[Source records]
■ ■ ■ ■ ■

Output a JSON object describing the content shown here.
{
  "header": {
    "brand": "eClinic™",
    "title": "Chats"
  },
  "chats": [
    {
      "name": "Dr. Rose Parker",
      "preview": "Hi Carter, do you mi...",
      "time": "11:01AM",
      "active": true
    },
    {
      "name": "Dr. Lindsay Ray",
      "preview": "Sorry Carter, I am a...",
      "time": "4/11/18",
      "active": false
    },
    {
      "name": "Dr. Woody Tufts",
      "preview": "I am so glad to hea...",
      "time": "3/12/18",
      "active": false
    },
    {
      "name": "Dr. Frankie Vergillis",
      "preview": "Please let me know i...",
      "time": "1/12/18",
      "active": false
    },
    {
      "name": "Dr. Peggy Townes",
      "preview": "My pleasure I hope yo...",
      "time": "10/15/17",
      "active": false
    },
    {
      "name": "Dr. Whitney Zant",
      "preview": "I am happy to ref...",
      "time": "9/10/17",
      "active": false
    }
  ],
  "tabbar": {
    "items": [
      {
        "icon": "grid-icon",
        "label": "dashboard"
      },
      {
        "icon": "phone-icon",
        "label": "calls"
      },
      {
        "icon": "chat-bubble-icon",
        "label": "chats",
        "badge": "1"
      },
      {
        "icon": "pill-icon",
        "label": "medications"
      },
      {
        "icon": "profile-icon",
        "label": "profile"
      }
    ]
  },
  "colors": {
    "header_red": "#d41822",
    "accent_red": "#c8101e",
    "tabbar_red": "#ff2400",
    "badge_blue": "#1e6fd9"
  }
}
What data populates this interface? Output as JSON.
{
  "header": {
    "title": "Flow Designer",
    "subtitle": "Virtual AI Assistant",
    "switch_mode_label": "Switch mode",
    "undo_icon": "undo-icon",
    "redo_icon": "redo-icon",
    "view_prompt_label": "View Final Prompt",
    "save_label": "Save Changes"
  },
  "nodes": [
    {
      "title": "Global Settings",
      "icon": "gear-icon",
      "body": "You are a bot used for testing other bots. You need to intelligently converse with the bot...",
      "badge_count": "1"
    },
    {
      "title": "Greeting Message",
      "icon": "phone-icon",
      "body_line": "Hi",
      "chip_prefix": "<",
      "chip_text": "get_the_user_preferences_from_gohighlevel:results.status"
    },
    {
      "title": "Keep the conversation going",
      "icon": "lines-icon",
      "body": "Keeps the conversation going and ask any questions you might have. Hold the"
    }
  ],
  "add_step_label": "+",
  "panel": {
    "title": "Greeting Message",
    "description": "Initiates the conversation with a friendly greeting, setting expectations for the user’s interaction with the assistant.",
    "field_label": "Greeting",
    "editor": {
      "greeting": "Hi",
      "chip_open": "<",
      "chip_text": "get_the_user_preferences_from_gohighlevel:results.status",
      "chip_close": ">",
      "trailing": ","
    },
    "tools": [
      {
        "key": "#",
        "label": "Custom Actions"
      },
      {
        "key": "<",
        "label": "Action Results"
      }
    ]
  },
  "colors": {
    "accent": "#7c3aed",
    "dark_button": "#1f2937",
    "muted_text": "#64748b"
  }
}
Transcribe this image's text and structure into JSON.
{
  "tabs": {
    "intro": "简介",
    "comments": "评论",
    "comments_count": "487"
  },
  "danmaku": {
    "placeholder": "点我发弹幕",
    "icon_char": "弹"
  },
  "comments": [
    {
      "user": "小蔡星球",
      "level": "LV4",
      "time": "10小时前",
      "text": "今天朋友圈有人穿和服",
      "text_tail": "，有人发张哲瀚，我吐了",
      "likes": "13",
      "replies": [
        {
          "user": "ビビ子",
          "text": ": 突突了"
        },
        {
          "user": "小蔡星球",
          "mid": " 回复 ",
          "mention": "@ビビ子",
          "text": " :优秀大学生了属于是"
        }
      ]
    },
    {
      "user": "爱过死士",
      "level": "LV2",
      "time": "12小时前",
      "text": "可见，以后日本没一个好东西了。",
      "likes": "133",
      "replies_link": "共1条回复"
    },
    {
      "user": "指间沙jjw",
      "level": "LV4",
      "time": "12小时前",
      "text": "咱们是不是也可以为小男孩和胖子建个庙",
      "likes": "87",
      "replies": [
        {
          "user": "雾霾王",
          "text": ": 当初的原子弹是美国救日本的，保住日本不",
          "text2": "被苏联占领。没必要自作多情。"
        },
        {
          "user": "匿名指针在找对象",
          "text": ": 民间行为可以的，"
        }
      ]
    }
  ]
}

■ ■ ■ ■ ■

EXERCISE GOAL :: Using the records above, say how many lines include the string "name". Only the number is wanted.

FULL ANSWER :: 6